### Stated problem
Give every entry again, word for word.

### Dataset entries on figures
* * * * * * *

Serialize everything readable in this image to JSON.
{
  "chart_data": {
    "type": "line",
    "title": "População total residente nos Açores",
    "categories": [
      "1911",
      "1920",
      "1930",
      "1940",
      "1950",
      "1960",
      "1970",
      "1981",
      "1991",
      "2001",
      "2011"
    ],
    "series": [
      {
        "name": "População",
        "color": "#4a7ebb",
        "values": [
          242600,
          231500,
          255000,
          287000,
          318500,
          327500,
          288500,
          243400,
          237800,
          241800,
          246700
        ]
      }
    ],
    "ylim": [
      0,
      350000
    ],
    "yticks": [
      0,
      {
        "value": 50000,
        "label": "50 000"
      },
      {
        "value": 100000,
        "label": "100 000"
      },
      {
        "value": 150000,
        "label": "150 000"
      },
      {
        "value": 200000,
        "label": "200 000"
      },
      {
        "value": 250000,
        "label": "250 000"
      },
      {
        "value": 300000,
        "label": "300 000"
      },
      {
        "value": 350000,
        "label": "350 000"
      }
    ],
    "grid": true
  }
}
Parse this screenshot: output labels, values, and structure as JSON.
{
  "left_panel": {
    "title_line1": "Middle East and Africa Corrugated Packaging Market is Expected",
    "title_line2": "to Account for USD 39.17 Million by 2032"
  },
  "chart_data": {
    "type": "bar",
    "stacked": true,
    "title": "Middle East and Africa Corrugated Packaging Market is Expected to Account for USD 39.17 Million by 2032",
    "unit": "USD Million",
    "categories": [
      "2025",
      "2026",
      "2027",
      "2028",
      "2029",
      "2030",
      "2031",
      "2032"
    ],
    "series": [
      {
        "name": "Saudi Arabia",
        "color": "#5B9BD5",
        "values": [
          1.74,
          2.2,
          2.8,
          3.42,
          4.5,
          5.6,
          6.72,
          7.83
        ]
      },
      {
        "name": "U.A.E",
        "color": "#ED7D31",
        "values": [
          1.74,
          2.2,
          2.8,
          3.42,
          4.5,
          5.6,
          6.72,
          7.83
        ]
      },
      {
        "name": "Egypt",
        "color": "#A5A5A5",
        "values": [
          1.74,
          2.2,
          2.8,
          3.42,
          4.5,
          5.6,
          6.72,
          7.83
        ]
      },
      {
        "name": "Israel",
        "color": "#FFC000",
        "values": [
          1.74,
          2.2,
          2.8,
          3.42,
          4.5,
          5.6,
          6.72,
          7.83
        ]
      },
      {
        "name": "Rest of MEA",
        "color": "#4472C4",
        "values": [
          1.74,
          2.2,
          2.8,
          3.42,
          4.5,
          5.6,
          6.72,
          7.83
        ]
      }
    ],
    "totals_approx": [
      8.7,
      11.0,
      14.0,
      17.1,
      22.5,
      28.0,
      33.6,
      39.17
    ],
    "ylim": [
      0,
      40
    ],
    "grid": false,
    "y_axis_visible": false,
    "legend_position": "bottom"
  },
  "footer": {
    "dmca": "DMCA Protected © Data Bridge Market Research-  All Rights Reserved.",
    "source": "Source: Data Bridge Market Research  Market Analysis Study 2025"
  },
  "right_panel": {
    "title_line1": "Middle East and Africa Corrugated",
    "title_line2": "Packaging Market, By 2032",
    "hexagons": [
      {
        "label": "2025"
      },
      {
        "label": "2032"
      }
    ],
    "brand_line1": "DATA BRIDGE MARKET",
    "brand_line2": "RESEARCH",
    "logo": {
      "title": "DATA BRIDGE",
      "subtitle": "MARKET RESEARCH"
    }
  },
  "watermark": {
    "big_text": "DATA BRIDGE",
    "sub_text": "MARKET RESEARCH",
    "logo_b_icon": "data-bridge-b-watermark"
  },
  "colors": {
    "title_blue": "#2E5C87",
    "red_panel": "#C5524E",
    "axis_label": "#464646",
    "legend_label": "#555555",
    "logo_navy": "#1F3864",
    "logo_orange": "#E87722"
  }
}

* * * * * * *

### Solution for this task
Serialize everything readable in this image to JSON.
{
  "chart_data": {
    "type": "line",
    "title": "População total residente nos Açores",
    "categories": [
      "1911",
      "1920",
      "1930",
      "1940",
      "1950",
      "1960",
      "1970",
      "1981",
      "1991",
      "2001",
      "2011"
    ],
    "series": [
      {
        "name": "População",
        "color": "#4a7ebb",
        "values": [
          242600,
          231500,
          255000,
          287000,
          318500,
          327500,
          288500,
          243400,
          237800,
          241800,
          246700
        ]
      }
    ],
    "ylim": [
      0,
      350000
    ],
    "yticks": [
      0,
      {
        "value": 50000,
        "label": "50 000"
      },
      {
        "value": 100000,
        "label": "100 000"
      },
      {
        "value": 150000,
        "label": "150 000"
      },
      {
        "value": 200000,
        "label": "200 000"
      },
      {
        "value": 250000,
        "label": "250 000"
      },
      {
        "value": 300000,
        "label": "300 000"
      },
      {
        "value": 350000,
        "label": "350 000"
      }
    ],
    "grid": true
  }
}
Parse this screenshot: output labels, values, and structure as JSON.
{
  "left_panel": {
    "title_line1": "Middle East and Africa Corrugated Packaging Market is Expected",
    "title_line2": "to Account for USD 39.17 Million by 2032"
  },
  "chart_data": {
    "type": "bar",
    "stacked": true,
    "title": "Middle East and Africa Corrugated Packaging Market is Expected to Account for USD 39.17 Million by 2032",
    "unit": "USD Million",
    "categories": [
      "2025",
      "2026",
      "2027",
      "2028",
      "2029",
      "2030",
      "2031",
      "2032"
    ],
    "series": [
      {
        "name": "Saudi Arabia",
        "color": "#5B9BD5",
        "values": [
          1.74,
          2.2,
          2.8,
          3.42,
          4.5,
          5.6,
          6.72,
          7.83
        ]
      },
      {
        "name": "U.A.E",
        "color": "#ED7D31",
        "values": [
          1.74,
          2.2,
          2.8,
          3.42,
          4.5,
          5.6,
          6.72,
          7.83
        ]
      },
      {
        "name": "Egypt",
        "color": "#A5A5A5",
        "values": [
          1.74,
          2.2,
          2.8,
          3.42,
          4.5,
          5.6,
          6.72,
          7.83
        ]
      },
      {
        "name": "Israel",
        "color": "#FFC000",
        "values": [
          1.74,
          2.2,
          2.8,
          3.42,
          4.5,
          5.6,
          6.72,
          7.83
        ]
      },
      {
        "name": "Rest of MEA",
        "color": "#4472C4",
        "values": [
          1.74,
          2.2,
          2.8,
          3.42,
          4.5,
          5.6,
          6.72,
          7.83
        ]
      }
    ],
    "totals_approx": [
      8.7,
      11.0,
      14.0,
      17.1,
      22.5,
      28.0,
      33.6,
      39.17
    ],
    "ylim": [
      0,
      40
    ],
    "grid": false,
    "y_axis_visible": false,
    "legend_position": "bottom"
  },
  "footer": {
    "dmca": "DMCA Protected © Data Bridge Market Research-  All Rights Reserved.",
    "source": "Source: Data Bridge Market Research  Market Analysis Study 2025"
  },
  "right_panel": {
    "title_line1": "Middle East and Africa Corrugated",
    "title_line2": "Packaging Market, By 2032",
    "hexagons": [
      {
        "label": "2025"
      },
      {
        "label": "2032"
      }
    ],
    "brand_line1": "DATA BRIDGE MARKET",
    "brand_line2": "RESEARCH",
    "logo": {
      "title": "DATA BRIDGE",
      "subtitle": "MARKET RESEARCH"
    }
  },
  "watermark": {
    "big_text": "DATA BRIDGE",
    "sub_text": "MARKET RESEARCH",
    "logo_b_icon": "data-bridge-b-watermark"
  },
  "colors": {
    "title_blue": "#2E5C87",
    "red_panel": "#C5524E",
    "axis_label": "#464646",
    "legend_label": "#555555",
    "logo_navy": "#1F3864",
    "logo_orange": "#E87722"
  }
}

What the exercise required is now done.